▼
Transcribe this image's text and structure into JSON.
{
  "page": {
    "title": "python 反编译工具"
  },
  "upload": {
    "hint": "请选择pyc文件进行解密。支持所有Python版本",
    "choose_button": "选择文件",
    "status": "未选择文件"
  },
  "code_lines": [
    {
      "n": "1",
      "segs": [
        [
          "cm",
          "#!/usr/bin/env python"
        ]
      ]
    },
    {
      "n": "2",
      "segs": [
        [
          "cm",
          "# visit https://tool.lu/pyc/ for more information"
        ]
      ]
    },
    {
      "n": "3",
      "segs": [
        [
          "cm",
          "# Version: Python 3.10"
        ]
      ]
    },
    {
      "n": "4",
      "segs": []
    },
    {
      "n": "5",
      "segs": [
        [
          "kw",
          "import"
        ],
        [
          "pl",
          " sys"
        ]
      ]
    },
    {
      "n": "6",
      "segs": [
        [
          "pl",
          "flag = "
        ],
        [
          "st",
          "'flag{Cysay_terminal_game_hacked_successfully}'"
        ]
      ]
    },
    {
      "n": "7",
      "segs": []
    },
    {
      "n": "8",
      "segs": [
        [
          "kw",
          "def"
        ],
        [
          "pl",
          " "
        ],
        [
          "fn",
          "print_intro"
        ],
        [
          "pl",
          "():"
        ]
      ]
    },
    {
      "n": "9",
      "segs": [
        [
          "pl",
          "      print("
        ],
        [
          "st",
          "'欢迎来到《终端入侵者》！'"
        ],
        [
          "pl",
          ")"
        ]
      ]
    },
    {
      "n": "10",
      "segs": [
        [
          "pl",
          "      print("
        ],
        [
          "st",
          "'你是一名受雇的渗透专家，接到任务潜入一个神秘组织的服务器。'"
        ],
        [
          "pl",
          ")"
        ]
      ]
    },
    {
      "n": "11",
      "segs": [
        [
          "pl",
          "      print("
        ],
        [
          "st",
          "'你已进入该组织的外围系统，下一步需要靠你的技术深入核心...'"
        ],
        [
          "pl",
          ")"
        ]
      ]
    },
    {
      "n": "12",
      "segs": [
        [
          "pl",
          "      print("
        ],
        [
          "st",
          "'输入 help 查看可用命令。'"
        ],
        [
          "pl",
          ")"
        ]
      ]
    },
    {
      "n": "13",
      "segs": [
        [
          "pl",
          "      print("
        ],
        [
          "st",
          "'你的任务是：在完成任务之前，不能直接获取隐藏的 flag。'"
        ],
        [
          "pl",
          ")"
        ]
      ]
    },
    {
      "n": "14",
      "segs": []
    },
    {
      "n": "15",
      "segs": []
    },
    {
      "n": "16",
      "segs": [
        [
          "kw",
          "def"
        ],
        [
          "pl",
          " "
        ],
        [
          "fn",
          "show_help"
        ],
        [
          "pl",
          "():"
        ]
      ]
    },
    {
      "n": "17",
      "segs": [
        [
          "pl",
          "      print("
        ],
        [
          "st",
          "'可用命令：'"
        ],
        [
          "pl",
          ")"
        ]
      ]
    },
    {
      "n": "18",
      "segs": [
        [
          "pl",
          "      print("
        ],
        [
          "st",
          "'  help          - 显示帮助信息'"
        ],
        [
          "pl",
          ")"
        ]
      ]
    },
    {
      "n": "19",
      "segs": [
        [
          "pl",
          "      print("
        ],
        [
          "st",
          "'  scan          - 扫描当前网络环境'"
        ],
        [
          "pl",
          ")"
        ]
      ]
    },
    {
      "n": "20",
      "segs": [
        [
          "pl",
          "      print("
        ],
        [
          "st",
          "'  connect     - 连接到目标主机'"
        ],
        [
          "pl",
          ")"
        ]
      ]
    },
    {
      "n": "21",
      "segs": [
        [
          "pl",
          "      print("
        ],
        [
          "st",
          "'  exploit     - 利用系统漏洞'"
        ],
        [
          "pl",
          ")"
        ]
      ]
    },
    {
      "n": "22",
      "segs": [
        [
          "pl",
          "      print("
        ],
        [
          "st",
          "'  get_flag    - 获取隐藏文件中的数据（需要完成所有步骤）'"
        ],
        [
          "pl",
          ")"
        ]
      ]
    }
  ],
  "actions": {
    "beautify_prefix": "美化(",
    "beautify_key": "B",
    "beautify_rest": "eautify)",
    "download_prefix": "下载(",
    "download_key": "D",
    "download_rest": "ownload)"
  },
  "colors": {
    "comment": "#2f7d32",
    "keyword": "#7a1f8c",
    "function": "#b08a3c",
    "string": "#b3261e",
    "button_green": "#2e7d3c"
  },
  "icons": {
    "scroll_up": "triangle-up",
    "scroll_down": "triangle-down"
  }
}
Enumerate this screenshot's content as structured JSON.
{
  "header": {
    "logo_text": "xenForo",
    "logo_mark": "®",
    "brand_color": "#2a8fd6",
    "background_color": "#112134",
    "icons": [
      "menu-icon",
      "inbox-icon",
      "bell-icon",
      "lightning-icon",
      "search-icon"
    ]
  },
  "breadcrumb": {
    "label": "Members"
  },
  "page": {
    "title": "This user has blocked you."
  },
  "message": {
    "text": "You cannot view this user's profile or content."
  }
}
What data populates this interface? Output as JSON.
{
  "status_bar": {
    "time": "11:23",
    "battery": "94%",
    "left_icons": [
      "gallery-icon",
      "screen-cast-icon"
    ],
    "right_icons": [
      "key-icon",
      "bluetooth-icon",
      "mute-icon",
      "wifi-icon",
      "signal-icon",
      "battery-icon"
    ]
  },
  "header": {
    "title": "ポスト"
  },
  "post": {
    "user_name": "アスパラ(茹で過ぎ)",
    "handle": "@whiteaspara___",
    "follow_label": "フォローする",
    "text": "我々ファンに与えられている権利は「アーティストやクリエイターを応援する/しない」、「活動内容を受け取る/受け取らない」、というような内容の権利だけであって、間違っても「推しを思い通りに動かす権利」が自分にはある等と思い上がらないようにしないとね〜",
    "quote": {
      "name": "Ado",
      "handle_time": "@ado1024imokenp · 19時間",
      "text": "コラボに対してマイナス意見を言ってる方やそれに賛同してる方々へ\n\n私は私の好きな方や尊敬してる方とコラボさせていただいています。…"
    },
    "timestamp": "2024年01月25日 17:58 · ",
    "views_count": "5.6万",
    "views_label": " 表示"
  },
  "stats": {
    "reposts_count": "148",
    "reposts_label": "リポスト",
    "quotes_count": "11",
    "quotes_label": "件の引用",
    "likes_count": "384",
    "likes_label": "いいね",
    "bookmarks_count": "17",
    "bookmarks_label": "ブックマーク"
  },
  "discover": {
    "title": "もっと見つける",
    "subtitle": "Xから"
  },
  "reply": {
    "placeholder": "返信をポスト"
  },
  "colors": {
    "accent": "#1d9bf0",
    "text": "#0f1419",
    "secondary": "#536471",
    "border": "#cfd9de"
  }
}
▲
Direction: Print the records above in full, exactly.

Answer:
Transcribe this image's text and structure into JSON.
{
  "page": {
    "title": "python 反编译工具"
  },
  "upload": {
    "hint": "请选择pyc文件进行解密。支持所有Python版本",
    "choose_button": "选择文件",
    "status": "未选择文件"
  },
  "code_lines": [
    {
      "n": "1",
      "segs": [
        [
          "cm",
          "#!/usr/bin/env python"
        ]
      ]
    },
    {
      "n": "2",
      "segs": [
        [
          "cm",
          "# visit https://tool.lu/pyc/ for more information"
        ]
      ]
    },
    {
      "n": "3",
      "segs": [
        [
          "cm",
          "# Version: Python 3.10"
        ]
      ]
    },
    {
      "n": "4",
      "segs": []
    },
    {
      "n": "5",
      "segs": [
        [
          "kw",
          "import"
        ],
        [
          "pl",
          " sys"
        ]
      ]
    },
    {
      "n": "6",
      "segs": [
        [
          "pl",
          "flag = "
        ],
        [
          "st",
          "'flag{Cysay_terminal_game_hacked_successfully}'"
        ]
      ]
    },
    {
      "n": "7",
      "segs": []
    },
    {
      "n": "8",
      "segs": [
        [
          "kw",
          "def"
        ],
        [
          "pl",
          " "
        ],
        [
          "fn",
          "print_intro"
        ],
        [
          "pl",
          "():"
        ]
      ]
    },
    {
      "n": "9",
      "segs": [
        [
          "pl",
          "      print("
        ],
        [
          "st",
          "'欢迎来到《终端入侵者》！'"
        ],
        [
          "pl",
          ")"
        ]
      ]
    },
    {
      "n": "10",
      "segs": [
        [
          "pl",
          "      print("
        ],
        [
          "st",
          "'你是一名受雇的渗透专家，接到任务潜入一个神秘组织的服务器。'"
        ],
        [
          "pl",
          ")"
        ]
      ]
    },
    {
      "n": "11",
      "segs": [
        [
          "pl",
          "      print("
        ],
        [
          "st",
          "'你已进入该组织的外围系统，下一步需要靠你的技术深入核心...'"
        ],
        [
          "pl",
          ")"
        ]
      ]
    },
    {
      "n": "12",
      "segs": [
        [
          "pl",
          "      print("
        ],
        [
          "st",
          "'输入 help 查看可用命令。'"
        ],
        [
          "pl",
          ")"
        ]
      ]
    },
    {
      "n": "13",
      "segs": [
        [
          "pl",
          "      print("
        ],
        [
          "st",
          "'你的任务是：在完成任务之前，不能直接获取隐藏的 flag。'"
        ],
        [
          "pl",
          ")"
        ]
      ]
    },
    {
      "n": "14",
      "segs": []
    },
    {
      "n": "15",
      "segs": []
    },
    {
      "n": "16",
      "segs": [
        [
          "kw",
          "def"
        ],
        [
          "pl",
          " "
        ],
        [
          "fn",
          "show_help"
        ],
        [
          "pl",
          "():"
        ]
      ]
    },
    {
      "n": "17",
      "segs": [
        [
          "pl",
          "      print("
        ],
        [
          "st",
          "'可用命令：'"
        ],
        [
          "pl",
          ")"
        ]
      ]
    },
    {
      "n": "18",
      "segs": [
        [
          "pl",
          "      print("
        ],
        [
          "st",
          "'  help          - 显示帮助信息'"
        ],
        [
          "pl",
          ")"
        ]
      ]
    },
    {
      "n": "19",
      "segs": [
        [
          "pl",
          "      print("
        ],
        [
          "st",
          "'  scan          - 扫描当前网络环境'"
        ],
        [
          "pl",
          ")"
        ]
      ]
    },
    {
      "n": "20",
      "segs": [
        [
          "pl",
          "      print("
        ],
        [
          "st",
          "'  connect     - 连接到目标主机'"
        ],
        [
          "pl",
          ")"
        ]
      ]
    },
    {
      "n": "21",
      "segs": [
        [
          "pl",
          "      print("
        ],
        [
          "st",
          "'  exploit     - 利用系统漏洞'"
        ],
        [
          "pl",
          ")"
        ]
      ]
    },
    {
      "n": "22",
      "segs": [
        [
          "pl",
          "      print("
        ],
        [
          "st",
          "'  get_flag    - 获取隐藏文件中的数据（需要完成所有步骤）'"
        ],
        [
          "pl",
          ")"
        ]
      ]
    }
  ],
  "actions": {
    "beautify_prefix": "美化(",
    "beautify_key": "B",
    "beautify_rest": "eautify)",
    "download_prefix": "下载(",
    "download_key": "D",
    "download_rest": "ownload)"
  },
  "colors": {
    "comment": "#2f7d32",
    "keyword": "#7a1f8c",
    "function": "#b08a3c",
    "string": "#b3261e",
    "button_green": "#2e7d3c"
  },
  "icons": {
    "scroll_up": "triangle-up",
    "scroll_down": "triangle-down"
  }
}
Enumerate this screenshot's content as structured JSON.
{
  "header": {
    "logo_text": "xenForo",
    "logo_mark": "®",
    "brand_color": "#2a8fd6",
    "background_color": "#112134",
    "icons": [
      "menu-icon",
      "inbox-icon",
      "bell-icon",
      "lightning-icon",
      "search-icon"
    ]
  },
  "breadcrumb": {
    "label": "Members"
  },
  "page": {
    "title": "This user has blocked you."
  },
  "message": {
    "text": "You cannot view this user's profile or content."
  }
}
What data populates this interface? Output as JSON.
{
  "status_bar": {
    "time": "11:23",
    "battery": "94%",
    "left_icons": [
      "gallery-icon",
      "screen-cast-icon"
    ],
    "right_icons": [
      "key-icon",
      "bluetooth-icon",
      "mute-icon",
      "wifi-icon",
      "signal-icon",
      "battery-icon"
    ]
  },
  "header": {
    "title": "ポスト"
  },
  "post": {
    "user_name": "アスパラ(茹で過ぎ)",
    "handle": "@whiteaspara___",
    "follow_label": "フォローする",
    "text": "我々ファンに与えられている権利は「アーティストやクリエイターを応援する/しない」、「活動内容を受け取る/受け取らない」、というような内容の権利だけであって、間違っても「推しを思い通りに動かす権利」が自分にはある等と思い上がらないようにしないとね〜",
    "quote": {
      "name": "Ado",
      "handle_time": "@ado1024imokenp · 19時間",
      "text": "コラボに対してマイナス意見を言ってる方やそれに賛同してる方々へ\n\n私は私の好きな方や尊敬してる方とコラボさせていただいています。…"
    },
    "timestamp": "2024年01月25日 17:58 · ",
    "views_count": "5.6万",
    "views_label": " 表示"
  },
  "stats": {
    "reposts_count": "148",
    "reposts_label": "リポスト",
    "quotes_count": "11",
    "quotes_label": "件の引用",
    "likes_count": "384",
    "likes_label": "いいね",
    "bookmarks_count": "17",
    "bookmarks_label": "ブックマーク"
  },
  "discover": {
    "title": "もっと見つける",
    "subtitle": "Xから"
  },
  "reply": {
    "placeholder": "返信をポスト"
  },
  "colors": {
    "accent": "#1d9bf0",
    "text": "#0f1419",
    "secondary": "#536471",
    "border": "#cfd9de"
  }
}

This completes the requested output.